Copy the lines of the items below without changes, starting at the line that contains "x-tick-label: 1962 <box>126 460 147 506</box>" and stopping after the line that contains "x-tick-label: 1966 <box>189 460 210 506</box>".

— start of Provided records —

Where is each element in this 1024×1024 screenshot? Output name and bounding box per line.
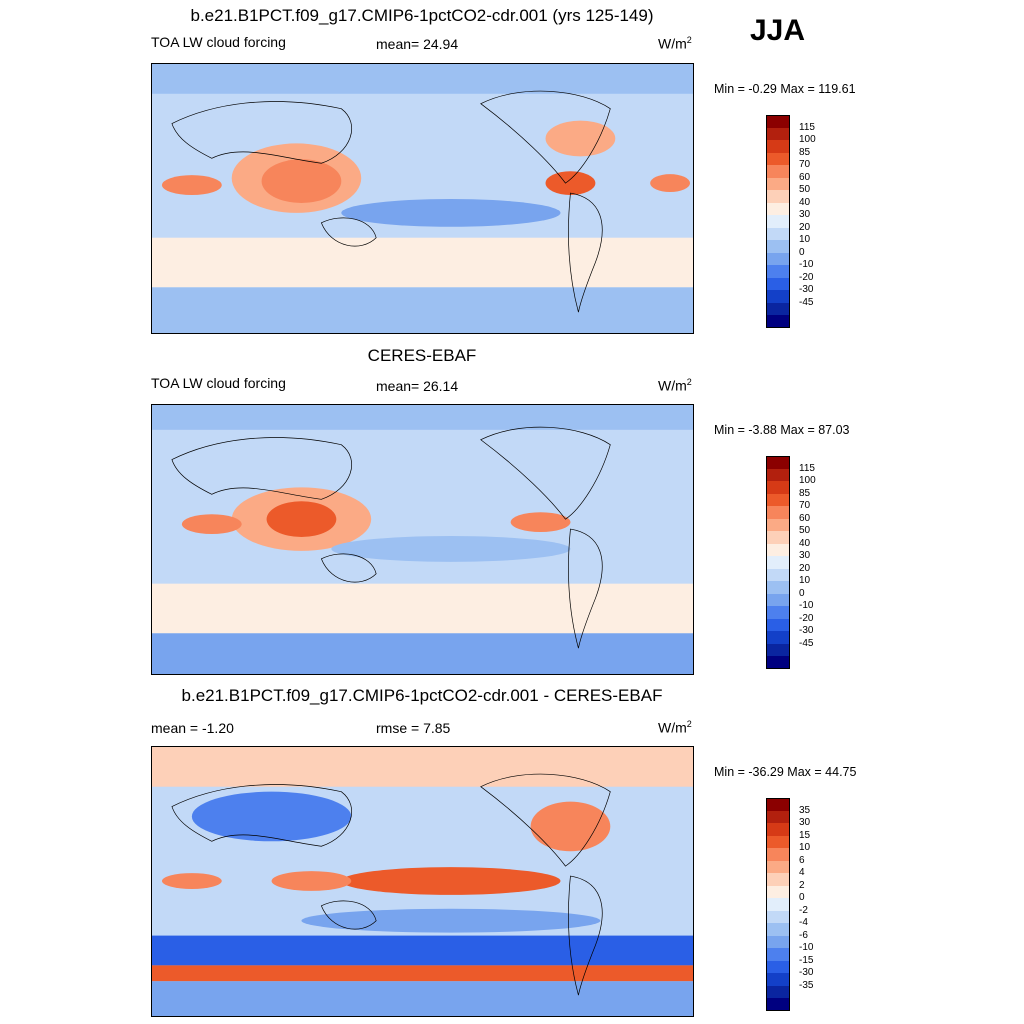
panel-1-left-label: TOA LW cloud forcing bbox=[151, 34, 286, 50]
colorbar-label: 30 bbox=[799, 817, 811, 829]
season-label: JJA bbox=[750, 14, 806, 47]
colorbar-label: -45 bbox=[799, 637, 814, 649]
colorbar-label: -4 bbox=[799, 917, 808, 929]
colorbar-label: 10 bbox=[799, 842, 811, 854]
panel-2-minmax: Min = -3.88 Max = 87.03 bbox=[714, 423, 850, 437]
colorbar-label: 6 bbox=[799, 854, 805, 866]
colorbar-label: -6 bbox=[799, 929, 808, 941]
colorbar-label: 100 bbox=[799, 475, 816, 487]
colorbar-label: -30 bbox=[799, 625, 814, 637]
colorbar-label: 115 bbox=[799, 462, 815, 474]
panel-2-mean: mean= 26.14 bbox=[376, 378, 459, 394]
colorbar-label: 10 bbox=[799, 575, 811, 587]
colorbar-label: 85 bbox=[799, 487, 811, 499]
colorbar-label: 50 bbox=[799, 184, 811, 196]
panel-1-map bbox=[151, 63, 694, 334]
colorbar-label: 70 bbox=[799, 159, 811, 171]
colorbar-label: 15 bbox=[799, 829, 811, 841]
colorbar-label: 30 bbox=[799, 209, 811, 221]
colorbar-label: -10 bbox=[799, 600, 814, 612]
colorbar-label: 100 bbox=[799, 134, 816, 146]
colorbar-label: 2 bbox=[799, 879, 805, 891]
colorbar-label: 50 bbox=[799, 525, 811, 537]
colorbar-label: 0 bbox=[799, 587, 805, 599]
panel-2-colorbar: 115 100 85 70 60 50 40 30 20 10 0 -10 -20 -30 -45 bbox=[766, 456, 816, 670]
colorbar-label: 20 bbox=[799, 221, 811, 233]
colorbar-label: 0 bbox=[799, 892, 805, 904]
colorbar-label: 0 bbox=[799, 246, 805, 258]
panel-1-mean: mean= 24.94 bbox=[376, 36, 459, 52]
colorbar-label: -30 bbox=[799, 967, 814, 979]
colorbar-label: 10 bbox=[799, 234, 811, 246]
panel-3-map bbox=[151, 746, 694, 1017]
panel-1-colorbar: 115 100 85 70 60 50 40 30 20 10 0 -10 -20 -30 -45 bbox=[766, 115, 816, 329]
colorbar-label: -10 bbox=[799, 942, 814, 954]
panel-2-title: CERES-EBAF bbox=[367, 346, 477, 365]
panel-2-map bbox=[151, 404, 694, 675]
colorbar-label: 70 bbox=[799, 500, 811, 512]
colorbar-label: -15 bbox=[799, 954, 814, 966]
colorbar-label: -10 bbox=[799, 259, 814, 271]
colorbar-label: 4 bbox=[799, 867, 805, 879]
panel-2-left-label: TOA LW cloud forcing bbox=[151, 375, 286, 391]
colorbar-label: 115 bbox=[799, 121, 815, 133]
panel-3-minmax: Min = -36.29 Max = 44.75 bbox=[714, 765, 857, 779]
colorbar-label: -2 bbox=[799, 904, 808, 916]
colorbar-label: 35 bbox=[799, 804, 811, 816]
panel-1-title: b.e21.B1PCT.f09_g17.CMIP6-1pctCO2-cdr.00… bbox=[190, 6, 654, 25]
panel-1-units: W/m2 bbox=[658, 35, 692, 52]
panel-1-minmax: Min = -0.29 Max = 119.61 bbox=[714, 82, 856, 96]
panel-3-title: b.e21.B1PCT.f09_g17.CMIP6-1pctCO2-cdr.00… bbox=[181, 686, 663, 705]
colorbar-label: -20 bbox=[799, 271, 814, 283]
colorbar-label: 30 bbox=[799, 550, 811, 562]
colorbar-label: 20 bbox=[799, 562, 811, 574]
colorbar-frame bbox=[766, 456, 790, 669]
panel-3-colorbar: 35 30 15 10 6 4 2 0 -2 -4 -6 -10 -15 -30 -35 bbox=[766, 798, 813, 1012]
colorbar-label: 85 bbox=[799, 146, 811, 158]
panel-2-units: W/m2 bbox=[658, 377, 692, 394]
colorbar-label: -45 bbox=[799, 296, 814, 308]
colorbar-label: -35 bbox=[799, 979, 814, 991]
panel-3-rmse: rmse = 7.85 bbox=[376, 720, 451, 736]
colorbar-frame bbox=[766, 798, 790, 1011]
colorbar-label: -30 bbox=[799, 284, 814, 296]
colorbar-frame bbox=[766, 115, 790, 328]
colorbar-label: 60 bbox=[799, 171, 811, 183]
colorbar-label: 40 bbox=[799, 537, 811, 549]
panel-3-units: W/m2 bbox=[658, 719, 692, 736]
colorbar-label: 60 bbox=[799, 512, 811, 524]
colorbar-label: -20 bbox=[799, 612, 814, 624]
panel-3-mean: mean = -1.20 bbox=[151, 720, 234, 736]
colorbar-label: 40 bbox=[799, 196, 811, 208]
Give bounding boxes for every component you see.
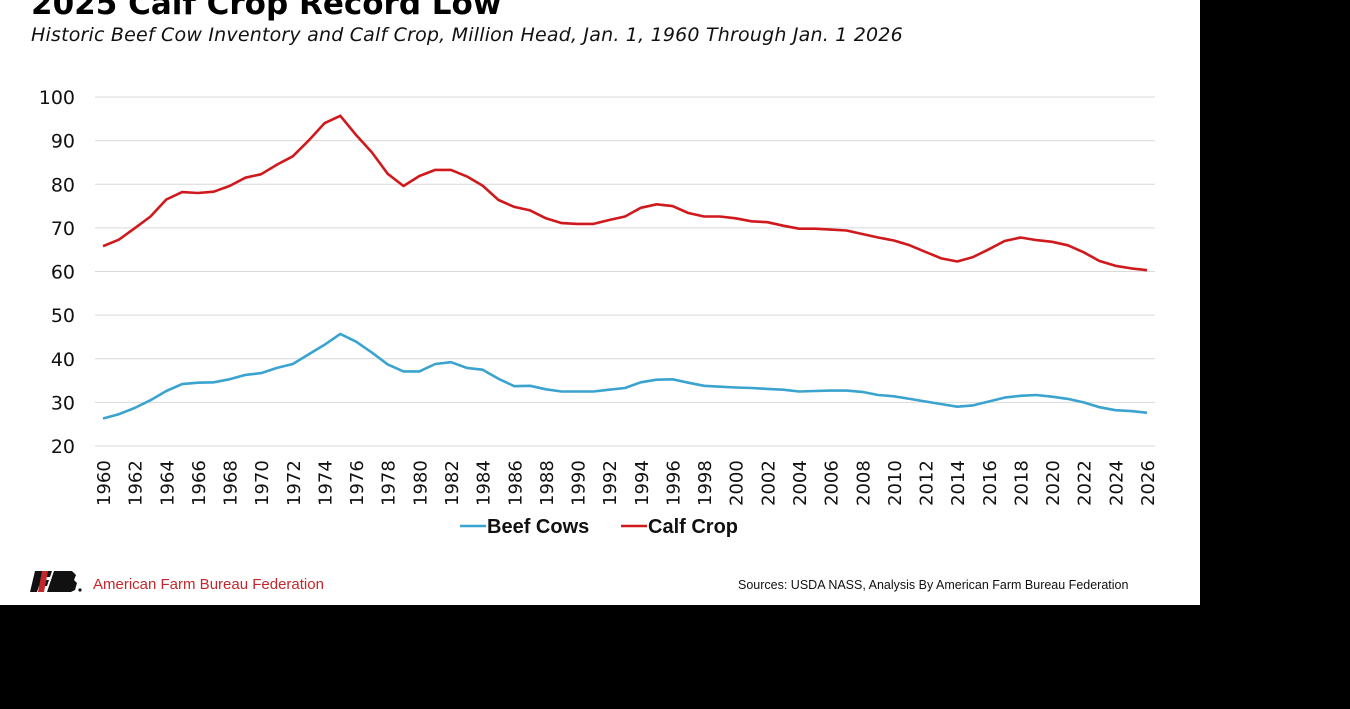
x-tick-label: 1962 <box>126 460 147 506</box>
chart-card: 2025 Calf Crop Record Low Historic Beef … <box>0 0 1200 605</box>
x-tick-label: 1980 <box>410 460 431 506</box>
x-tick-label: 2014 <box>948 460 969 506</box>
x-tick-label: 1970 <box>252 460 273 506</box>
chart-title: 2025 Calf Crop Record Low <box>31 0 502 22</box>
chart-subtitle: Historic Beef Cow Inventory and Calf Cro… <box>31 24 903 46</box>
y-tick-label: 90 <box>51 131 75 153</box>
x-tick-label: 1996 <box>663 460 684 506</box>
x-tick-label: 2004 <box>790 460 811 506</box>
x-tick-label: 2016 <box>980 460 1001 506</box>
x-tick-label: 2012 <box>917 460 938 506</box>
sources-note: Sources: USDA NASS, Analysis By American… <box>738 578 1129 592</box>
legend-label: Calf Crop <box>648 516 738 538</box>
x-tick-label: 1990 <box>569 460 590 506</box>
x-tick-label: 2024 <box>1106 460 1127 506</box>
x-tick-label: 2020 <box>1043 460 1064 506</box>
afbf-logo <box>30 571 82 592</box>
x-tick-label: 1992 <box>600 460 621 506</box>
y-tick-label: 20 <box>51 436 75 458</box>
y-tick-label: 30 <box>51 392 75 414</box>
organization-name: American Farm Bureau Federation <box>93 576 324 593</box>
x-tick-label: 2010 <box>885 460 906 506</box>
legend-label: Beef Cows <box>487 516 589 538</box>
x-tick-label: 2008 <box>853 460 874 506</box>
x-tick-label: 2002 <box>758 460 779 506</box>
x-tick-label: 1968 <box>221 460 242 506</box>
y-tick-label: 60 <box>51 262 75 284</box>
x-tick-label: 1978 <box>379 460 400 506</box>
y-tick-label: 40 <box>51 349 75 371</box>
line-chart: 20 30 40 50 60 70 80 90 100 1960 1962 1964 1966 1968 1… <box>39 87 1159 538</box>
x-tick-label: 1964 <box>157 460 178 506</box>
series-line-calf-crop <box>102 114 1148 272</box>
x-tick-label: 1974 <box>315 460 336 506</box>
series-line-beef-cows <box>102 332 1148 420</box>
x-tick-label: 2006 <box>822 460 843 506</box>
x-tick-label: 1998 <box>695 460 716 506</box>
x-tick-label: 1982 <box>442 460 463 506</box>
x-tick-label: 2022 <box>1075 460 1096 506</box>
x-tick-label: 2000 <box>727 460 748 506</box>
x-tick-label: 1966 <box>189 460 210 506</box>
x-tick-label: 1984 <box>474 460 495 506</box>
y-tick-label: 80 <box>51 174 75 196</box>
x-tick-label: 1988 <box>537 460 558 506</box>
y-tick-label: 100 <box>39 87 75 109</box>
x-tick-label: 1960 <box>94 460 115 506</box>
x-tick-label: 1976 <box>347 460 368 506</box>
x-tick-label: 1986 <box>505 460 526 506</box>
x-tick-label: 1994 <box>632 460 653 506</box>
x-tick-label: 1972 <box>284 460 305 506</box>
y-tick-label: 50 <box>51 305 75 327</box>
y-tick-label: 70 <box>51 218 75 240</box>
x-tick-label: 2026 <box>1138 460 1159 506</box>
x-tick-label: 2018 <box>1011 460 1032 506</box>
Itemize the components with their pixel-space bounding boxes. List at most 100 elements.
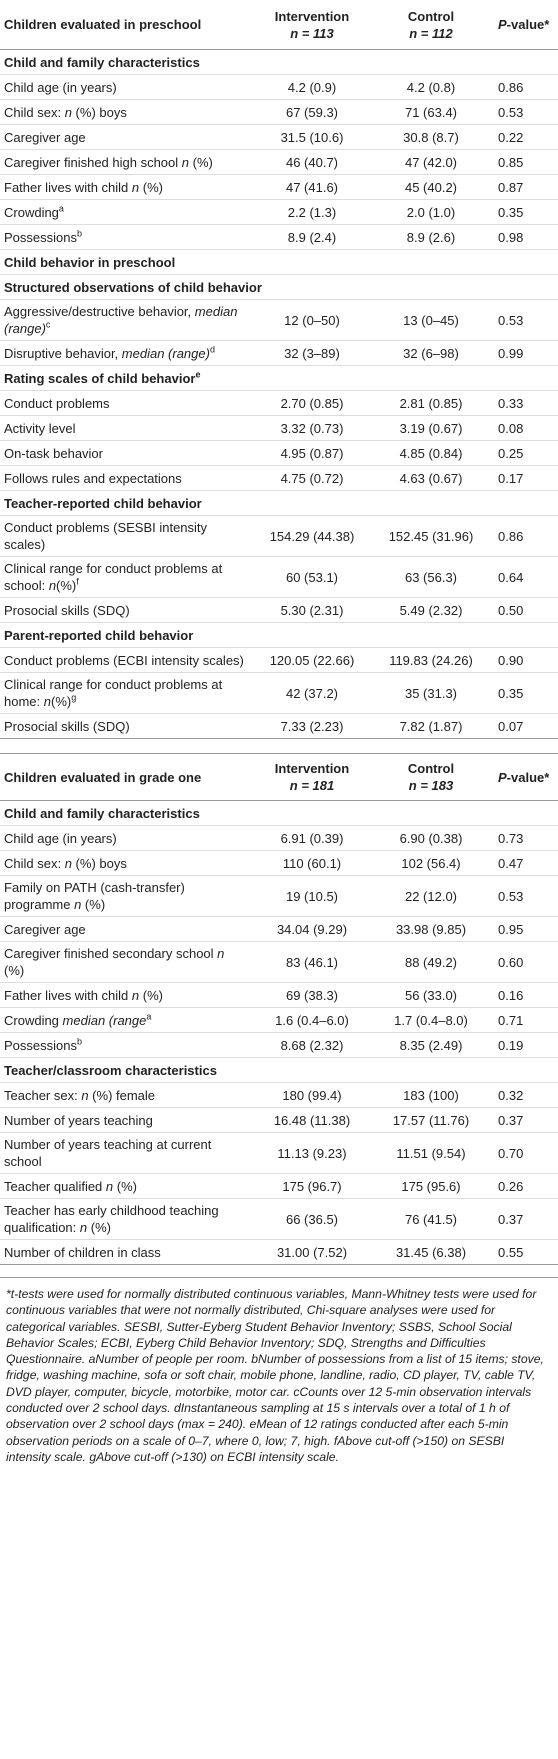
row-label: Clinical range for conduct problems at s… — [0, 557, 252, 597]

— end of Provided records —

• _Response below_:
x-tick-label: 1962 <box>126 460 147 506</box>
chart-card: 2025 Calf Crop Record Low Historic Beef … <box>0 0 1200 605</box>
x-tick-label: 1980 <box>410 460 431 506</box>
x-tick-label: 2014 <box>948 460 969 506</box>
x-tick-label: 1970 <box>252 460 273 506</box>
chart-title: 2025 Calf Crop Record Low <box>31 0 502 22</box>
chart-subtitle: Historic Beef Cow Inventory and Calf Cro… <box>31 24 903 46</box>
y-tick-label: 90 <box>51 131 75 153</box>
x-tick-label: 1996 <box>663 460 684 506</box>
x-tick-label: 2004 <box>790 460 811 506</box>
x-tick-label: 2016 <box>980 460 1001 506</box>
x-tick-label: 2012 <box>917 460 938 506</box>
sources-note: Sources: USDA NASS, Analysis By American… <box>738 578 1129 592</box>
legend-label: Calf Crop <box>648 516 738 538</box>
x-tick-label: 1990 <box>569 460 590 506</box>
x-tick-label: 2024 <box>1106 460 1127 506</box>
x-tick-label: 2020 <box>1043 460 1064 506</box>
afbf-logo <box>30 571 82 592</box>
x-tick-label: 1992 <box>600 460 621 506</box>
y-tick-label: 20 <box>51 436 75 458</box>
y-tick-label: 30 <box>51 392 75 414</box>
organization-name: American Farm Bureau Federation <box>93 576 324 593</box>
x-tick-label: 2010 <box>885 460 906 506</box>
legend-label: Beef Cows <box>487 516 589 538</box>
x-tick-label: 2008 <box>853 460 874 506</box>
x-tick-label: 2002 <box>758 460 779 506</box>
x-tick-label: 1968 <box>221 460 242 506</box>
y-tick-label: 60 <box>51 262 75 284</box>
x-tick-label: 1978 <box>379 460 400 506</box>
y-tick-label: 40 <box>51 349 75 371</box>
line-chart: 20 30 40 50 60 70 80 90 100 1960 1962 1964 1966 1968 1… <box>39 87 1159 538</box>
x-tick-label: 1964 <box>157 460 178 506</box>
series-line-calf-crop <box>102 114 1148 272</box>
x-tick-label: 1974 <box>315 460 336 506</box>
series-line-beef-cows <box>102 332 1148 420</box>
x-tick-label: 2006 <box>822 460 843 506</box>
x-tick-label: 1998 <box>695 460 716 506</box>
x-tick-label: 1982 <box>442 460 463 506</box>
x-tick-label: 2022 <box>1075 460 1096 506</box>
x-tick-label: 2000 <box>727 460 748 506</box>
x-tick-label: 1966 <box>189 460 210 506</box>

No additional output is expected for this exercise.